Required task | Transcribe each of the records below exactly, excluding all pictures.

— Start Provided data —

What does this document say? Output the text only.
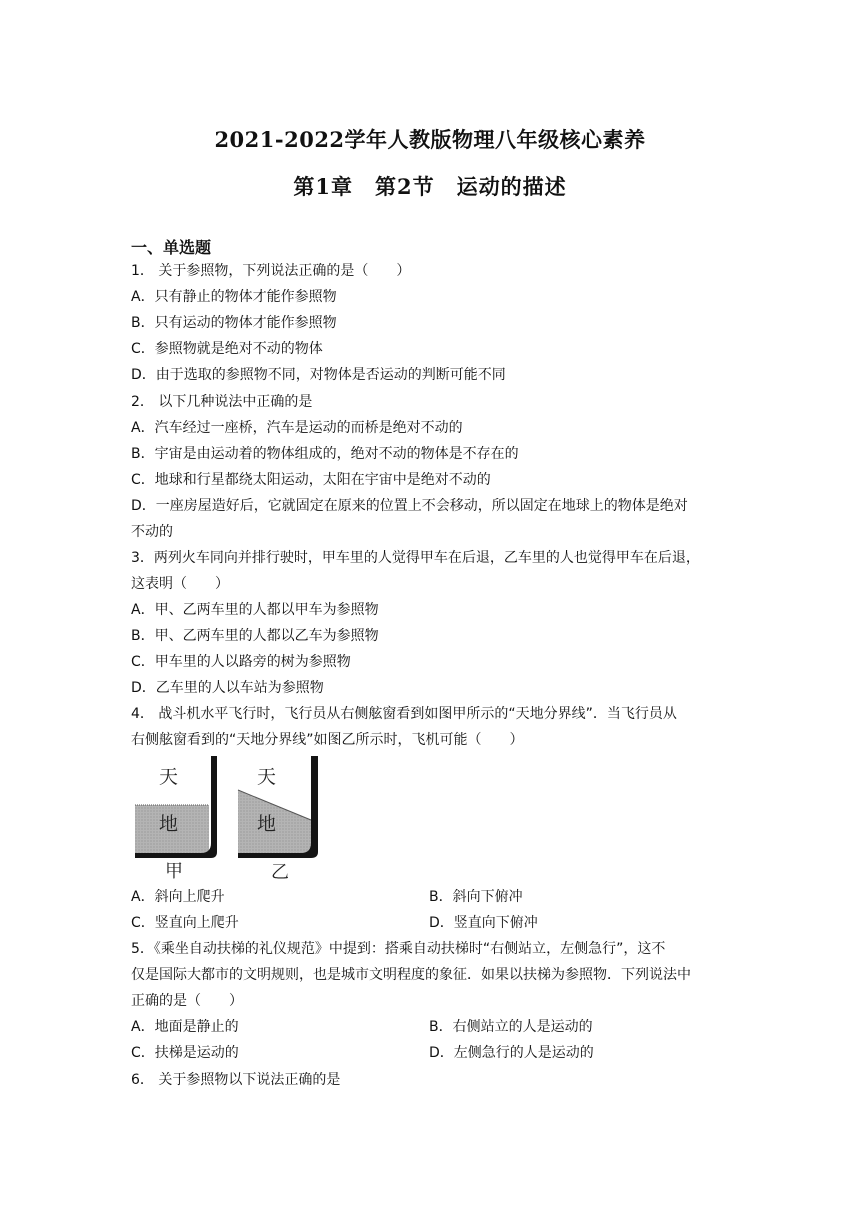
2021-2022学年人教版物理八年级核心素养
第1章　第2节　运动的描述
一、单选题
1． 关于参照物，下列说法正确的是（　　）
A．只有静止的物体才能作参照物
B．只有运动的物体才能作参照物
C．参照物就是绝对不动的物体
D．由于选取的参照物不同，对物体是否运动的判断可能不同
2． 以下几种说法中正确的是
A．汽车经过一座桥，汽车是运动的而桥是绝对不动的
B．宇宙是由运动着的物体组成的，绝对不动的物体是不存在的
C．地球和行星都绕太阳运动，太阳在宇宙中是绝对不动的
D．一座房屋造好后，它就固定在原来的位置上不会移动，所以固定在地球上的物体是绝对
不动的
3．两列火车同向并排行驶时，甲车里的人觉得甲车在后退，乙车里的人也觉得甲车在后退，
这表明（　　）
A．甲、乙两车里的人都以甲车为参照物
B．甲、乙两车里的人都以乙车为参照物
C．甲车里的人以路旁的树为参照物
D．乙车里的人以车站为参照物
4． 战斗机水平飞行时，飞行员从右侧舷窗看到如图甲所示的“天地分界线”．当飞行员从
右侧舷窗看到的“天地分界线”如图乙所示时，飞机可能（　　）
天
地
甲
天
地
乙
A．斜向上爬升	B．斜向下俯冲
C．竖直向上爬升	D．竖直向下俯冲
5．《乘坐自动扶梯的礼仪规范》中提到：搭乘自动扶梯时“右侧站立，左侧急行”，这不
仅是国际大都市的文明规则，也是城市文明程度的象征．如果以扶梯为参照物．下列说法中
正确的是（　　）
A．地面是静止的	B．右侧站立的人是运动的
C．扶梯是运动的	D．左侧急行的人是运动的
6． 关于参照物以下说法正确的是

— End Provided data —

The result |
What does this document say? Output the text only.
2021-2022学年人教版物理八年级核心素养
第1章　第2节　运动的描述
一、单选题
1． 关于参照物，下列说法正确的是（　　）
A．只有静止的物体才能作参照物
B．只有运动的物体才能作参照物
C．参照物就是绝对不动的物体
D．由于选取的参照物不同，对物体是否运动的判断可能不同
2． 以下几种说法中正确的是
A．汽车经过一座桥，汽车是运动的而桥是绝对不动的
B．宇宙是由运动着的物体组成的，绝对不动的物体是不存在的
C．地球和行星都绕太阳运动，太阳在宇宙中是绝对不动的
D．一座房屋造好后，它就固定在原来的位置上不会移动，所以固定在地球上的物体是绝对
不动的
3．两列火车同向并排行驶时，甲车里的人觉得甲车在后退，乙车里的人也觉得甲车在后退，
这表明（　　）
A．甲、乙两车里的人都以甲车为参照物
B．甲、乙两车里的人都以乙车为参照物
C．甲车里的人以路旁的树为参照物
D．乙车里的人以车站为参照物
4． 战斗机水平飞行时，飞行员从右侧舷窗看到如图甲所示的“天地分界线”．当飞行员从
右侧舷窗看到的“天地分界线”如图乙所示时，飞机可能（　　）
天
地
甲
天
地
乙
A．斜向上爬升	B．斜向下俯冲
C．竖直向上爬升	D．竖直向下俯冲
5．《乘坐自动扶梯的礼仪规范》中提到：搭乘自动扶梯时“右侧站立，左侧急行”，这不
仅是国际大都市的文明规则，也是城市文明程度的象征．如果以扶梯为参照物．下列说法中
正确的是（　　）
A．地面是静止的	B．右侧站立的人是运动的
C．扶梯是运动的	D．左侧急行的人是运动的
6． 关于参照物以下说法正确的是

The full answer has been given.